[Saved entries]

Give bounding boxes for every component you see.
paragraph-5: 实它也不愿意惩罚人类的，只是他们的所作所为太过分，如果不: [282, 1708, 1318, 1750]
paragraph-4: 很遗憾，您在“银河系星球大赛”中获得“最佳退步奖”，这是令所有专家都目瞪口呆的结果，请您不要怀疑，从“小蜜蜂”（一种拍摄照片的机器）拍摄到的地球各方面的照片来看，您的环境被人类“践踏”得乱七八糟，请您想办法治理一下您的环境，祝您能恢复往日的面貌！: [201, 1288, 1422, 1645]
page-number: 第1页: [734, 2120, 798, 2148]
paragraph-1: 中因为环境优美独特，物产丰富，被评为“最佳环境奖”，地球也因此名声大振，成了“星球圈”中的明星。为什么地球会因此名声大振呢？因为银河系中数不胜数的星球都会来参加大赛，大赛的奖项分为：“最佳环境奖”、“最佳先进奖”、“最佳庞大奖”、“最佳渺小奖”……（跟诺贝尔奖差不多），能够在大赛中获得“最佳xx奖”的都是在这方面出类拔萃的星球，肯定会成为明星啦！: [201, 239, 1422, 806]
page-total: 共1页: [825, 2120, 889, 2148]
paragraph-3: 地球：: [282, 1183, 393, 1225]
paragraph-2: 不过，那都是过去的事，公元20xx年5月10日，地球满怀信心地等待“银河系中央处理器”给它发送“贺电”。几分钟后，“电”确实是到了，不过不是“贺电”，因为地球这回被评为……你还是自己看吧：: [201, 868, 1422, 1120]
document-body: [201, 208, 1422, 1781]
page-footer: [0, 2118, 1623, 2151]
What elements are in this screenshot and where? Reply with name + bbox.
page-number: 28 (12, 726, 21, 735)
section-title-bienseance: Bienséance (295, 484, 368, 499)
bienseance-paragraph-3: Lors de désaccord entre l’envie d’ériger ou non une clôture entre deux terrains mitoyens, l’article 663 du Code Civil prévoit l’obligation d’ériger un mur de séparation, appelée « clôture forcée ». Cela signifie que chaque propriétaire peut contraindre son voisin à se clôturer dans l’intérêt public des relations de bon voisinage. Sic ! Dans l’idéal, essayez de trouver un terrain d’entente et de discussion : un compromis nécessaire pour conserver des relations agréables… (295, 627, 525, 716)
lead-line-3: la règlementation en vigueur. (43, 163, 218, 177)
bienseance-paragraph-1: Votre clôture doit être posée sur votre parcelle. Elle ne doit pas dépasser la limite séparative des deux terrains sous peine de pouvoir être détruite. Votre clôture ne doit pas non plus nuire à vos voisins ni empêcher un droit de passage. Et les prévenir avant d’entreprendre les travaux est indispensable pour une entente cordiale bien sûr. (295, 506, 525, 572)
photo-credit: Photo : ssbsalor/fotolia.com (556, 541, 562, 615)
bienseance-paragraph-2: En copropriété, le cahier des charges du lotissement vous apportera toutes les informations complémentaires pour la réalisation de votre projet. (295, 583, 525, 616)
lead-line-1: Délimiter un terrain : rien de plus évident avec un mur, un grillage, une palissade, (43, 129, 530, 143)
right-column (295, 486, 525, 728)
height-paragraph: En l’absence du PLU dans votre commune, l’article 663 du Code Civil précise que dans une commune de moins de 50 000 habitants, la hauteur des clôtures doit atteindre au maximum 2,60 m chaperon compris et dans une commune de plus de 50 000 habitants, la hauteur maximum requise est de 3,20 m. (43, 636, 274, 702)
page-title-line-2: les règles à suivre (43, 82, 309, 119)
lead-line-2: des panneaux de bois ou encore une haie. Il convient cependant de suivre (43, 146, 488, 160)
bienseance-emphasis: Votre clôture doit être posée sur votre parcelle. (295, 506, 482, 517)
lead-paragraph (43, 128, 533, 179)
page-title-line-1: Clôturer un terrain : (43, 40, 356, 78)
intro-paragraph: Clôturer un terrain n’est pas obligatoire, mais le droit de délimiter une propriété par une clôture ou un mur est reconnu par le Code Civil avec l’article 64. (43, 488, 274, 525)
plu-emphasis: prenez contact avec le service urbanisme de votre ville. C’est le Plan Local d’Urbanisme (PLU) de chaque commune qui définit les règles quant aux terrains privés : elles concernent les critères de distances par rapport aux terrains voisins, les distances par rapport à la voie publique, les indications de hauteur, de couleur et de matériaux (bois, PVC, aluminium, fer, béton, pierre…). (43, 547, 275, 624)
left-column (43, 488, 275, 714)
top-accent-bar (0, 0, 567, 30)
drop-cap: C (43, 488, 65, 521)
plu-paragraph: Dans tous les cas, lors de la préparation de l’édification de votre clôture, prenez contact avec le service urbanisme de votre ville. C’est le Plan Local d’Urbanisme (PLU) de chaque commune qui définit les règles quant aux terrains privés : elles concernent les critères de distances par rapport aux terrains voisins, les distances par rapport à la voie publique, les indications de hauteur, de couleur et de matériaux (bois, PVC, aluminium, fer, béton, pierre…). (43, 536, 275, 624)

*Given task:* Reproduce all of the material above, substituting "Code civil" for each occurrence of "Code Civil" and leaving everything else unchanged.

*Right answer:*
Give bounding boxes for every component you see.
paragraph-5: 实它也不愿意惩罚人类的，只是他们的所作所为太过分，如果不: [282, 1708, 1318, 1750]
paragraph-4: 很遗憾，您在“银河系星球大赛”中获得“最佳退步奖”，这是令所有专家都目瞪口呆的结果，请您不要怀疑，从“小蜜蜂”（一种拍摄照片的机器）拍摄到的地球各方面的照片来看，您的环境被人类“践踏”得乱七八糟，请您想办法治理一下您的环境，祝您能恢复往日的面貌！: [201, 1288, 1422, 1645]
page-number: 第1页: [734, 2120, 798, 2148]
paragraph-1: 中因为环境优美独特，物产丰富，被评为“最佳环境奖”，地球也因此名声大振，成了“星球圈”中的明星。为什么地球会因此名声大振呢？因为银河系中数不胜数的星球都会来参加大赛，大赛的奖项分为：“最佳环境奖”、“最佳先进奖”、“最佳庞大奖”、“最佳渺小奖”……（跟诺贝尔奖差不多），能够在大赛中获得“最佳xx奖”的都是在这方面出类拔萃的星球，肯定会成为明星啦！: [201, 239, 1422, 806]
page-total: 共1页: [825, 2120, 889, 2148]
paragraph-3: 地球：: [282, 1183, 393, 1225]
paragraph-2: 不过，那都是过去的事，公元20xx年5月10日，地球满怀信心地等待“银河系中央处理器”给它发送“贺电”。几分钟后，“电”确实是到了，不过不是“贺电”，因为地球这回被评为……你还是自己看吧：: [201, 868, 1422, 1120]
document-body: [201, 208, 1422, 1781]
page-footer: [0, 2118, 1623, 2151]
What elements are in this screenshot and where? Reply with name + bbox.
page-number: 28 (12, 726, 21, 735)
section-title-bienseance: Bienséance (295, 484, 368, 499)
bienseance-paragraph-3: Lors de désaccord entre l’envie d’ériger ou non une clôture entre deux terrains mitoyens, l’article 663 du Code civil prévoit l’obligation d’ériger un mur de séparation, appelée « clôture forcée ». Cela signifie que chaque propriétaire peut contraindre son voisin à se clôturer dans l’intérêt public des relations de bon voisinage. Sic ! Dans l’idéal, essayez de trouver un terrain d’entente et de discussion : un compromis nécessaire pour conserver des relations agréables… (295, 627, 525, 716)
lead-line-3: la règlementation en vigueur. (43, 163, 218, 177)
bienseance-paragraph-1: Votre clôture doit être posée sur votre parcelle. Elle ne doit pas dépasser la limite séparative des deux terrains sous peine de pouvoir être détruite. Votre clôture ne doit pas non plus nuire à vos voisins ni empêcher un droit de passage. Et les prévenir avant d’entreprendre les travaux est indispensable pour une entente cordiale bien sûr. (295, 506, 525, 572)
photo-credit: Photo : ssbsalor/fotolia.com (556, 541, 562, 615)
bienseance-paragraph-2: En copropriété, le cahier des charges du lotissement vous apportera toutes les informations complémentaires pour la réalisation de votre projet. (295, 583, 525, 616)
lead-line-1: Délimiter un terrain : rien de plus évident avec un mur, un grillage, une palissade, (43, 129, 530, 143)
right-column (295, 486, 525, 728)
height-paragraph: En l’absence du PLU dans votre commune, l’article 663 du Code civil précise que dans une commune de moins de 50 000 habitants, la hauteur des clôtures doit atteindre au maximum 2,60 m chaperon compris et dans une commune de plus de 50 000 habitants, la hauteur maximum requise est de 3,20 m. (43, 636, 274, 702)
page-title-line-2: les règles à suivre (43, 82, 309, 119)
lead-line-2: des panneaux de bois ou encore une haie. Il convient cependant de suivre (43, 146, 488, 160)
bienseance-emphasis: Votre clôture doit être posée sur votre parcelle. (295, 506, 482, 517)
lead-paragraph (43, 128, 533, 179)
page-title-line-1: Clôturer un terrain : (43, 40, 356, 78)
intro-paragraph: Clôturer un terrain n’est pas obligatoire, mais le droit de délimiter une propriété par une clôture ou un mur est reconnu par le Code civil avec l’article 64. (43, 488, 274, 525)
plu-emphasis: prenez contact avec le service urbanisme de votre ville. C’est le Plan Local d’Urbanisme (PLU) de chaque commune qui définit les règles quant aux terrains privés : elles concernent les critères de distances par rapport aux terrains voisins, les distances par rapport à la voie publique, les indications de hauteur, de couleur et de matériaux (bois, PVC, aluminium, fer, béton, pierre…). (43, 547, 275, 624)
left-column (43, 488, 275, 714)
top-accent-bar (0, 0, 567, 30)
drop-cap: C (43, 488, 65, 521)
plu-paragraph: Dans tous les cas, lors de la préparation de l’édification de votre clôture, prenez contact avec le service urbanisme de votre ville. C’est le Plan Local d’Urbanisme (PLU) de chaque commune qui définit les règles quant aux terrains privés : elles concernent les critères de distances par rapport aux terrains voisins, les distances par rapport à la voie publique, les indications de hauteur, de couleur et de matériaux (bois, PVC, aluminium, fer, béton, pierre…). (43, 536, 275, 624)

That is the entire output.